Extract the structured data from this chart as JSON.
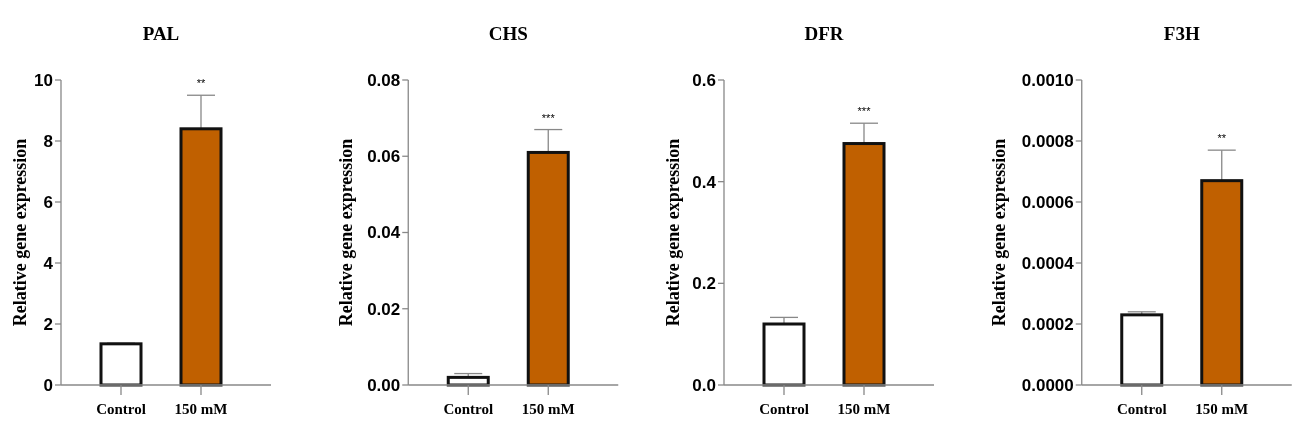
{
  "chart_data": [
    {
      "type": "bar",
      "title": "PAL",
      "ylabel": "Relative gene expression",
      "categories": [
        "Control",
        "150 mM"
      ],
      "values": [
        1.35,
        8.4
      ],
      "errors": [
        0.02,
        1.1
      ],
      "colors": [
        "#ffffff",
        "#c06000"
      ],
      "ylim": [
        0,
        10
      ],
      "yticks": [
        0,
        2,
        4,
        6,
        8,
        10
      ],
      "annotations": [
        {
          "text": "**",
          "x": "150 mM",
          "y": 9.5
        }
      ]
    },
    {
      "type": "bar",
      "title": "CHS",
      "ylabel": "Relative gene expression",
      "categories": [
        "Control",
        "150 mM"
      ],
      "values": [
        0.002,
        0.061
      ],
      "errors": [
        0.001,
        0.006
      ],
      "colors": [
        "#ffffff",
        "#c06000"
      ],
      "ylim": [
        0,
        0.08
      ],
      "yticks": [
        {
          "value": 0,
          "label": "0.00"
        },
        0.02,
        0.04,
        0.06,
        0.08
      ],
      "annotations": [
        {
          "text": "***",
          "x": "150 mM",
          "y": 0.067
        }
      ]
    },
    {
      "type": "bar",
      "title": "DFR",
      "ylabel": "Relative gene expression",
      "categories": [
        "Control",
        "150 mM"
      ],
      "values": [
        0.12,
        0.475
      ],
      "errors": [
        0.013,
        0.04
      ],
      "colors": [
        "#ffffff",
        "#c06000"
      ],
      "ylim": [
        0,
        0.6
      ],
      "yticks": [
        {
          "value": 0,
          "label": "0.0"
        },
        0.2,
        0.4,
        0.6
      ],
      "annotations": [
        {
          "text": "***",
          "x": "150 mM",
          "y": 0.515
        }
      ]
    },
    {
      "type": "bar",
      "title": "F3H",
      "ylabel": "Relative gene expression",
      "categories": [
        "Control",
        "150 mM"
      ],
      "values": [
        0.00023,
        0.00067
      ],
      "errors": [
        1e-05,
        0.0001
      ],
      "colors": [
        "#ffffff",
        "#c06000"
      ],
      "ylim": [
        0,
        0.001
      ],
      "yticks": [
        {
          "value": 0,
          "label": "0.0000"
        },
        {
          "value": 0.0002,
          "label": "0.0002"
        },
        {
          "value": 0.0004,
          "label": "0.0004"
        },
        {
          "value": 0.0006,
          "label": "0.0006"
        },
        {
          "value": 0.0008,
          "label": "0.0008"
        },
        {
          "value": 0.001,
          "label": "0.0010"
        }
      ],
      "annotations": [
        {
          "text": "**",
          "x": "150 mM",
          "y": 0.00077
        }
      ]
    }
  ]
}
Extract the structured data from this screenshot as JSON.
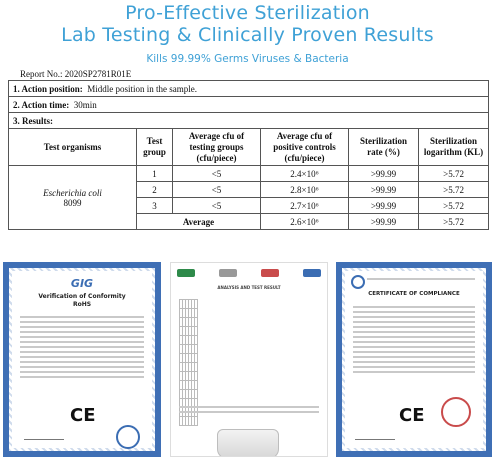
{
  "header": {
    "line1": "Pro-Effective Sterilization",
    "line2": "Lab Testing & Clinically Proven Results",
    "line3": "Kills 99.99% Germs Viruses & Bacteria"
  },
  "report_no": "Report No.: 2020SP2781R01E",
  "action_position": {
    "label": "1.   Action position:",
    "value": "Middle position in the sample."
  },
  "action_time": {
    "label": "2.   Action time:",
    "value": "30min"
  },
  "results_label": "3.   Results:",
  "columns": [
    "Test organisms",
    "Test group",
    "Average cfu of testing groups (cfu/piece)",
    "Average cfu of positive controls (cfu/piece)",
    "Sterilization rate (%)",
    "Sterilization logarithm (KL)"
  ],
  "organism": {
    "name": "Escherichia coli",
    "code": "8099"
  },
  "rows": [
    {
      "group": "1",
      "testing": "<5",
      "control": "2.4×10⁶",
      "rate": ">99.99",
      "log": ">5.72"
    },
    {
      "group": "2",
      "testing": "<5",
      "control": "2.8×10⁶",
      "rate": ">99.99",
      "log": ">5.72"
    },
    {
      "group": "3",
      "testing": "<5",
      "control": "2.7×10⁶",
      "rate": ">99.99",
      "log": ">5.72"
    }
  ],
  "average": {
    "label": "Average",
    "control": "2.6×10⁶",
    "rate": ">99.99",
    "log": ">5.72"
  },
  "certificates": {
    "c1": {
      "brand": "GIG",
      "title": "Verification of Conformity",
      "sub": "RoHS",
      "mark": "CE"
    },
    "c2": {
      "title": "ANALYSIS AND TEST RESULT"
    },
    "c3": {
      "title": "CERTIFICATE OF COMPLIANCE",
      "mark": "CE"
    }
  }
}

+ + +

=== BRIEF ===
Could you write the entries out again exactly, without their pictures?

=== REPLY ===
Extract the structured data from this chart as JSON.
{
  "chart_data": [
    {
      "type": "bar",
      "title": "PAL",
      "ylabel": "Relative gene expression",
      "categories": [
        "Control",
        "150 mM"
      ],
      "values": [
        1.35,
        8.4
      ],
      "errors": [
        0.02,
        1.1
      ],
      "colors": [
        "#ffffff",
        "#c06000"
      ],
      "ylim": [
        0,
        10
      ],
      "yticks": [
        0,
        2,
        4,
        6,
        8,
        10
      ],
      "annotations": [
        {
          "text": "**",
          "x": "150 mM",
          "y": 9.5
        }
      ]
    },
    {
      "type": "bar",
      "title": "CHS",
      "ylabel": "Relative gene expression",
      "categories": [
        "Control",
        "150 mM"
      ],
      "values": [
        0.002,
        0.061
      ],
      "errors": [
        0.001,
        0.006
      ],
      "colors": [
        "#ffffff",
        "#c06000"
      ],
      "ylim": [
        0,
        0.08
      ],
      "yticks": [
        {
          "value": 0,
          "label": "0.00"
        },
        0.02,
        0.04,
        0.06,
        0.08
      ],
      "annotations": [
        {
          "text": "***",
          "x": "150 mM",
          "y": 0.067
        }
      ]
    },
    {
      "type": "bar",
      "title": "DFR",
      "ylabel": "Relative gene expression",
      "categories": [
        "Control",
        "150 mM"
      ],
      "values": [
        0.12,
        0.475
      ],
      "errors": [
        0.013,
        0.04
      ],
      "colors": [
        "#ffffff",
        "#c06000"
      ],
      "ylim": [
        0,
        0.6
      ],
      "yticks": [
        {
          "value": 0,
          "label": "0.0"
        },
        0.2,
        0.4,
        0.6
      ],
      "annotations": [
        {
          "text": "***",
          "x": "150 mM",
          "y": 0.515
        }
      ]
    },
    {
      "type": "bar",
      "title": "F3H",
      "ylabel": "Relative gene expression",
      "categories": [
        "Control",
        "150 mM"
      ],
      "values": [
        0.00023,
        0.00067
      ],
      "errors": [
        1e-05,
        0.0001
      ],
      "colors": [
        "#ffffff",
        "#c06000"
      ],
      "ylim": [
        0,
        0.001
      ],
      "yticks": [
        {
          "value": 0,
          "label": "0.0000"
        },
        {
          "value": 0.0002,
          "label": "0.0002"
        },
        {
          "value": 0.0004,
          "label": "0.0004"
        },
        {
          "value": 0.0006,
          "label": "0.0006"
        },
        {
          "value": 0.0008,
          "label": "0.0008"
        },
        {
          "value": 0.001,
          "label": "0.0010"
        }
      ],
      "annotations": [
        {
          "text": "**",
          "x": "150 mM",
          "y": 0.00077
        }
      ]
    }
  ]
}
Extract the structured data from this screenshot as JSON.
{
  "header": {
    "line1": "Pro-Effective Sterilization",
    "line2": "Lab Testing & Clinically Proven Results",
    "line3": "Kills 99.99% Germs Viruses & Bacteria"
  },
  "report_no": "Report No.: 2020SP2781R01E",
  "action_position": {
    "label": "1.   Action position:",
    "value": "Middle position in the sample."
  },
  "action_time": {
    "label": "2.   Action time:",
    "value": "30min"
  },
  "results_label": "3.   Results:",
  "columns": [
    "Test organisms",
    "Test group",
    "Average cfu of testing groups (cfu/piece)",
    "Average cfu of positive controls (cfu/piece)",
    "Sterilization rate (%)",
    "Sterilization logarithm (KL)"
  ],
  "organism": {
    "name": "Escherichia coli",
    "code": "8099"
  },
  "rows": [
    {
      "group": "1",
      "testing": "<5",
      "control": "2.4×10⁶",
      "rate": ">99.99",
      "log": ">5.72"
    },
    {
      "group": "2",
      "testing": "<5",
      "control": "2.8×10⁶",
      "rate": ">99.99",
      "log": ">5.72"
    },
    {
      "group": "3",
      "testing": "<5",
      "control": "2.7×10⁶",
      "rate": ">99.99",
      "log": ">5.72"
    }
  ],
  "average": {
    "label": "Average",
    "control": "2.6×10⁶",
    "rate": ">99.99",
    "log": ">5.72"
  },
  "certificates": {
    "c1": {
      "brand": "GIG",
      "title": "Verification of Conformity",
      "sub": "RoHS",
      "mark": "CE"
    },
    "c2": {
      "title": "ANALYSIS AND TEST RESULT"
    },
    "c3": {
      "title": "CERTIFICATE OF COMPLIANCE",
      "mark": "CE"
    }
  }
}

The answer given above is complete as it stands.